• _PROBLEM DETAILS_
Answer with one number only: the number of lines that include the word "date".
------------------------
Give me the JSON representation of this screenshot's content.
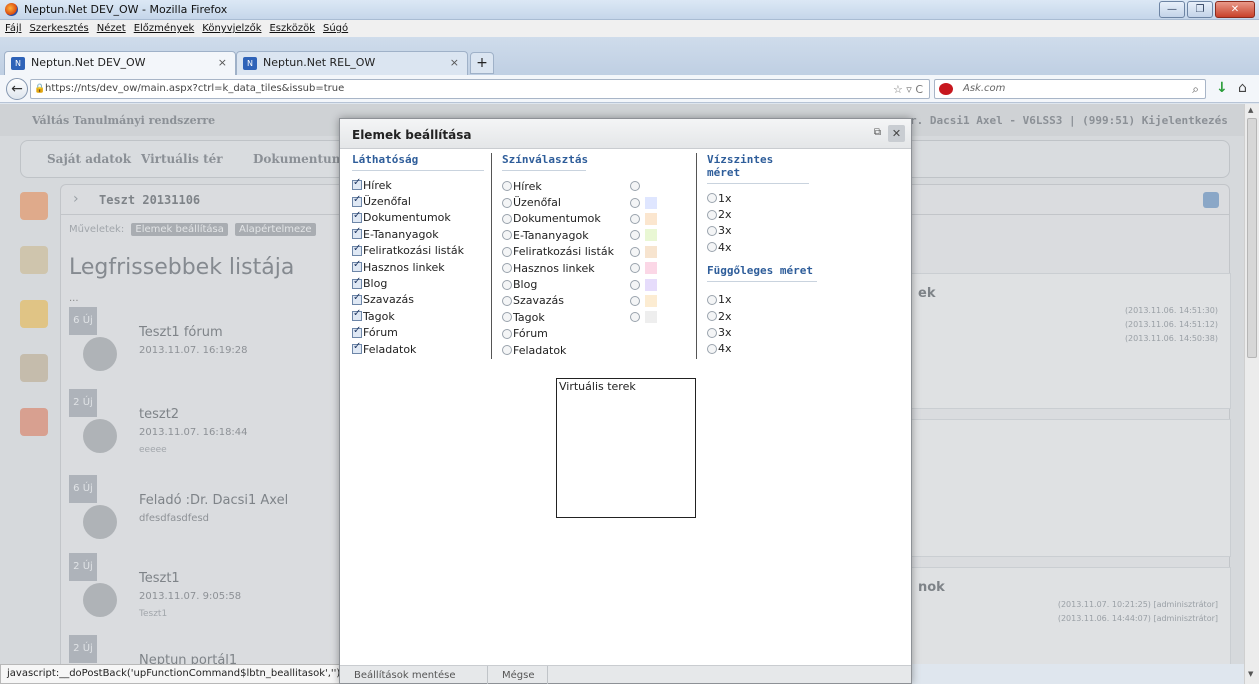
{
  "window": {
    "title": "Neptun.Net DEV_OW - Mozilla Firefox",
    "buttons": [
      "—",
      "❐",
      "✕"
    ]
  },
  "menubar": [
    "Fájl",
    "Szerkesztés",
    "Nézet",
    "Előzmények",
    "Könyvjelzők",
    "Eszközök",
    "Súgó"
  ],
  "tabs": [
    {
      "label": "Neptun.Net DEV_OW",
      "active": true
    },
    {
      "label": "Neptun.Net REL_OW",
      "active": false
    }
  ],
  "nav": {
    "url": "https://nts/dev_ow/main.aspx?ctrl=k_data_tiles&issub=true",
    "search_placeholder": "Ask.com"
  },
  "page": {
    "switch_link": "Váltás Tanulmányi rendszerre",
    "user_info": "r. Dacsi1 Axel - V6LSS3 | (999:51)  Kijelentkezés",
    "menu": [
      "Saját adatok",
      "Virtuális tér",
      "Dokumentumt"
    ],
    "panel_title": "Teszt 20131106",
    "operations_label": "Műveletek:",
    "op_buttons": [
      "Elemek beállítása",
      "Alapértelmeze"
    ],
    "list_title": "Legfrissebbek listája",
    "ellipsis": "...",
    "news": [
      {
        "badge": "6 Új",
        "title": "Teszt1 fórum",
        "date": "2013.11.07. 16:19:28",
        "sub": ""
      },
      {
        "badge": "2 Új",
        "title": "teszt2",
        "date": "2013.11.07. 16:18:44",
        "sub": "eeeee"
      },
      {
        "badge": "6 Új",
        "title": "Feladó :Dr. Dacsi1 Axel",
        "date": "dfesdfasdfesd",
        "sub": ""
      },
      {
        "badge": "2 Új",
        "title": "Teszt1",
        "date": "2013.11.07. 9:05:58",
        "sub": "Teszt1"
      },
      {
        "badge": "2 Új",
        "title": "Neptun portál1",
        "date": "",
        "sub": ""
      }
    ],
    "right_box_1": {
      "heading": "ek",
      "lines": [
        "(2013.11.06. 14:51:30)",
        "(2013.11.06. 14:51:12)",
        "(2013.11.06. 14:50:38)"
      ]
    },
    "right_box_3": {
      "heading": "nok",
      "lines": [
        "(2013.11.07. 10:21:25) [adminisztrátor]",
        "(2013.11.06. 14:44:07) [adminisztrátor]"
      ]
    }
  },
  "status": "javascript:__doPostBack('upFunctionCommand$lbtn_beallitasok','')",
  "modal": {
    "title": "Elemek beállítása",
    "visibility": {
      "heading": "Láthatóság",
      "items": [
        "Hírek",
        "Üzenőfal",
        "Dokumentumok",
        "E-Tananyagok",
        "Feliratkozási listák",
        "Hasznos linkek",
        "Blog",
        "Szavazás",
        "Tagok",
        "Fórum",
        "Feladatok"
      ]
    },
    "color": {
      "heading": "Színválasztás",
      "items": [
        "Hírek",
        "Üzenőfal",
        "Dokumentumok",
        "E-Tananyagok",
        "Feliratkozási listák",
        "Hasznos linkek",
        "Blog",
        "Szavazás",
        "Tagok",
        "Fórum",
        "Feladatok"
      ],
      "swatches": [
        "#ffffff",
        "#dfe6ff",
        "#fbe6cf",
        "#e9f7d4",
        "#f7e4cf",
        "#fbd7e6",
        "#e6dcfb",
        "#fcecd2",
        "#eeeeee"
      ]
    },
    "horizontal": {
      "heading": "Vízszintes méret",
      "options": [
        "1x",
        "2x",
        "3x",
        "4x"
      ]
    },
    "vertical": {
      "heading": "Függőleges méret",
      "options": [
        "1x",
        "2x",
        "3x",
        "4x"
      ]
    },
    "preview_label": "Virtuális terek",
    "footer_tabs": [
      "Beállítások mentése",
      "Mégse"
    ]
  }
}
------------------------
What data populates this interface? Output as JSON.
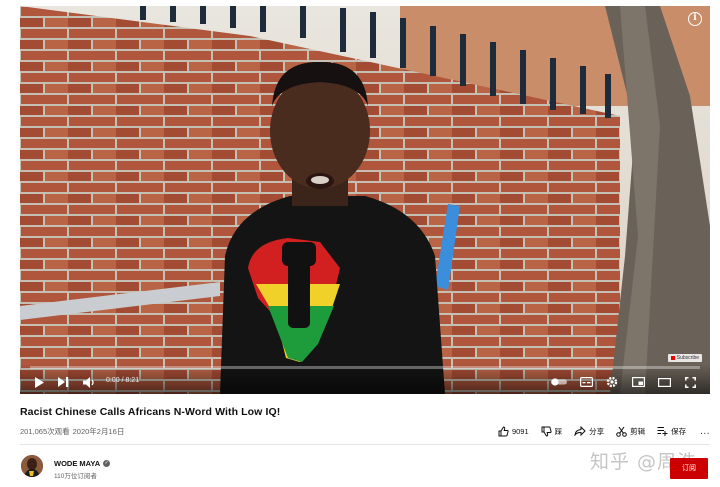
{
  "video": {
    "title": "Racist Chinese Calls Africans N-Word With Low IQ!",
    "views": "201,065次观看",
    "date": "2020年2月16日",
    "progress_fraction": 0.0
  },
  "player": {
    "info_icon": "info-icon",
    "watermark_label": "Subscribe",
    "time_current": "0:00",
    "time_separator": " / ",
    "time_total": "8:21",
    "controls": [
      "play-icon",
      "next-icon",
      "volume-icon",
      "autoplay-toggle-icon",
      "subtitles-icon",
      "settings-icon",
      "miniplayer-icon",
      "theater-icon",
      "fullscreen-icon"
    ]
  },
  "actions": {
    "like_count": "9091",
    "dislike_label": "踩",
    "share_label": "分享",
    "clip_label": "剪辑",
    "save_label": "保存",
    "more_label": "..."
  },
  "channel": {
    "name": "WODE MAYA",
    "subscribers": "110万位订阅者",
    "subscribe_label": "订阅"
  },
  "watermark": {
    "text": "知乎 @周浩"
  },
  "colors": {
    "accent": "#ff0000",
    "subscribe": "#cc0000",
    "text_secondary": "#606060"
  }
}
------------------------
• _FINAL RESULT_
6